** Material provided follows **
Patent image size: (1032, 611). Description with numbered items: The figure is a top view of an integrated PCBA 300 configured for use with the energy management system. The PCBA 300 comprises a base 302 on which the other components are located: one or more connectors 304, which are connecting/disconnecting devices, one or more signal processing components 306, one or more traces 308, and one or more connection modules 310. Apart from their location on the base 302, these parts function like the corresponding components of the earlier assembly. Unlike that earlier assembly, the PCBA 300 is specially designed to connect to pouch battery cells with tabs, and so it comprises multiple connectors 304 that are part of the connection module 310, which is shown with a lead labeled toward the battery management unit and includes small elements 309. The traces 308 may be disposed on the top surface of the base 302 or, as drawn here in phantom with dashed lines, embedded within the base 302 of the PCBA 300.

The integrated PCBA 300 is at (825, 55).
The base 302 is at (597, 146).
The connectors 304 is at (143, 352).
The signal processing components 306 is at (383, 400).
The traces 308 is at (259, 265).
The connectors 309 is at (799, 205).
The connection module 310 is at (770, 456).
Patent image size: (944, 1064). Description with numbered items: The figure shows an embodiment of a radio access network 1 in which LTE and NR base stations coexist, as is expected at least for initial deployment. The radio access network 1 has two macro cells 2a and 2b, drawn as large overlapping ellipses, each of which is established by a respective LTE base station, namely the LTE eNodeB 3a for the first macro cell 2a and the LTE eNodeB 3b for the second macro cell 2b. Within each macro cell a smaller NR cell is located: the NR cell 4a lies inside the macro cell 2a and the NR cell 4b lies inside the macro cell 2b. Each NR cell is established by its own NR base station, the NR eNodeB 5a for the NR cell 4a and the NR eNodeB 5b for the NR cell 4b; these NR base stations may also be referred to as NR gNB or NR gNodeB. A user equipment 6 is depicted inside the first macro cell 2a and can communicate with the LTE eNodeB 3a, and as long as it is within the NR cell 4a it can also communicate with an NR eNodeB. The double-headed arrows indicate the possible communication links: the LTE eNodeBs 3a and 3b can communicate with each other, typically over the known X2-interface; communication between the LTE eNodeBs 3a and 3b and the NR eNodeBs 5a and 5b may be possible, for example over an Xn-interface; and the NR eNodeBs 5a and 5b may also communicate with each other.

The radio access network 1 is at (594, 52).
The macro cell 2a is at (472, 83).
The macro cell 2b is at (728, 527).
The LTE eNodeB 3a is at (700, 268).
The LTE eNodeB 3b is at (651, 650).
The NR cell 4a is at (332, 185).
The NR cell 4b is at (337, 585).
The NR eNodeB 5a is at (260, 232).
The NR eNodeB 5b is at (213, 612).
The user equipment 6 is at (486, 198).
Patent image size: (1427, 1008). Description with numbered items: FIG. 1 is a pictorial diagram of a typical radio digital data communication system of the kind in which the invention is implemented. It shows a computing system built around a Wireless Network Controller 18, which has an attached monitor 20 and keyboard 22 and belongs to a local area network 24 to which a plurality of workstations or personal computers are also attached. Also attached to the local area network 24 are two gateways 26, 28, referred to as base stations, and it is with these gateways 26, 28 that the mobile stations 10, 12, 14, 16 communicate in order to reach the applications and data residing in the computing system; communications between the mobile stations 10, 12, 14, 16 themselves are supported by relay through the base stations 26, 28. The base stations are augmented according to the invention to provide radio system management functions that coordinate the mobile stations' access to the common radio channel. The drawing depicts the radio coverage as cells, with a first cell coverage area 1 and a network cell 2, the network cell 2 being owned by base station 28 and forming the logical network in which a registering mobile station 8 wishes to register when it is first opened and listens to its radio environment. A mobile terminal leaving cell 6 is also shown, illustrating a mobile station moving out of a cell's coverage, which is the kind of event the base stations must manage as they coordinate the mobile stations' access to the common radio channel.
** End of Material provided **
Task details => The full data, repeated exactly, is the only acceptable output.

Reply =>
Patent image size: (1032, 611). Description with numbered items: The figure is a top view of an integrated PCBA 300 configured for use with the energy management system. The PCBA 300 comprises a base 302 on which the other components are located: one or more connectors 304, which are connecting/disconnecting devices, one or more signal processing components 306, one or more traces 308, and one or more connection modules 310. Apart from their location on the base 302, these parts function like the corresponding components of the earlier assembly. Unlike that earlier assembly, the PCBA 300 is specially designed to connect to pouch battery cells with tabs, and so it comprises multiple connectors 304 that are part of the connection module 310, which is shown with a lead labeled toward the battery management unit and includes small elements 309. The traces 308 may be disposed on the top surface of the base 302 or, as drawn here in phantom with dashed lines, embedded within the base 302 of the PCBA 300.

The integrated PCBA 300 is at (825, 55).
The base 302 is at (597, 146).
The connectors 304 is at (143, 352).
The signal processing components 306 is at (383, 400).
The traces 308 is at (259, 265).
The connectors 309 is at (799, 205).
The connection module 310 is at (770, 456).
Patent image size: (944, 1064). Description with numbered items: The figure shows an embodiment of a radio access network 1 in which LTE and NR base stations coexist, as is expected at least for initial deployment. The radio access network 1 has two macro cells 2a and 2b, drawn as large overlapping ellipses, each of which is established by a respective LTE base station, namely the LTE eNodeB 3a for the first macro cell 2a and the LTE eNodeB 3b for the second macro cell 2b. Within each macro cell a smaller NR cell is located: the NR cell 4a lies inside the macro cell 2a and the NR cell 4b lies inside the macro cell 2b. Each NR cell is established by its own NR base station, the NR eNodeB 5a for the NR cell 4a and the NR eNodeB 5b for the NR cell 4b; these NR base stations may also be referred to as NR gNB or NR gNodeB. A user equipment 6 is depicted inside the first macro cell 2a and can communicate with the LTE eNodeB 3a, and as long as it is within the NR cell 4a it can also communicate with an NR eNodeB. The double-headed arrows indicate the possible communication links: the LTE eNodeBs 3a and 3b can communicate with each other, typically over the known X2-interface; communication between the LTE eNodeBs 3a and 3b and the NR eNodeBs 5a and 5b may be possible, for example over an Xn-interface; and the NR eNodeBs 5a and 5b may also communicate with each other.

The radio access network 1 is at (594, 52).
The macro cell 2a is at (472, 83).
The macro cell 2b is at (728, 527).
The LTE eNodeB 3a is at (700, 268).
The LTE eNodeB 3b is at (651, 650).
The NR cell 4a is at (332, 185).
The NR cell 4b is at (337, 585).
The NR eNodeB 5a is at (260, 232).
The NR eNodeB 5b is at (213, 612).
The user equipment 6 is at (486, 198).
Patent image size: (1427, 1008). Description with numbered items: FIG. 1 is a pictorial diagram of a typical radio digital data communication system of the kind in which the invention is implemented. It shows a computing system built around a Wireless Network Controller 18, which has an attached monitor 20 and keyboard 22 and belongs to a local area network 24 to which a plurality of workstations or personal computers are also attached. Also attached to the local area network 24 are two gateways 26, 28, referred to as base stations, and it is with these gateways 26, 28 that the mobile stations 10, 12, 14, 16 communicate in order to reach the applications and data residing in the computing system; communications between the mobile stations 10, 12, 14, 16 themselves are supported by relay through the base stations 26, 28. The base stations are augmented according to the invention to provide radio system management functions that coordinate the mobile stations' access to the common radio channel. The drawing depicts the radio coverage as cells, with a first cell coverage area 1 and a network cell 2, the network cell 2 being owned by base station 28 and forming the logical network in which a registering mobile station 8 wishes to register when it is first opened and listens to its radio environment. A mobile terminal leaving cell 6 is also shown, illustrating a mobile station moving out of a cell's coverage, which is the kind of event the base stations must manage as they coordinate the mobile stations' access to the common radio channel.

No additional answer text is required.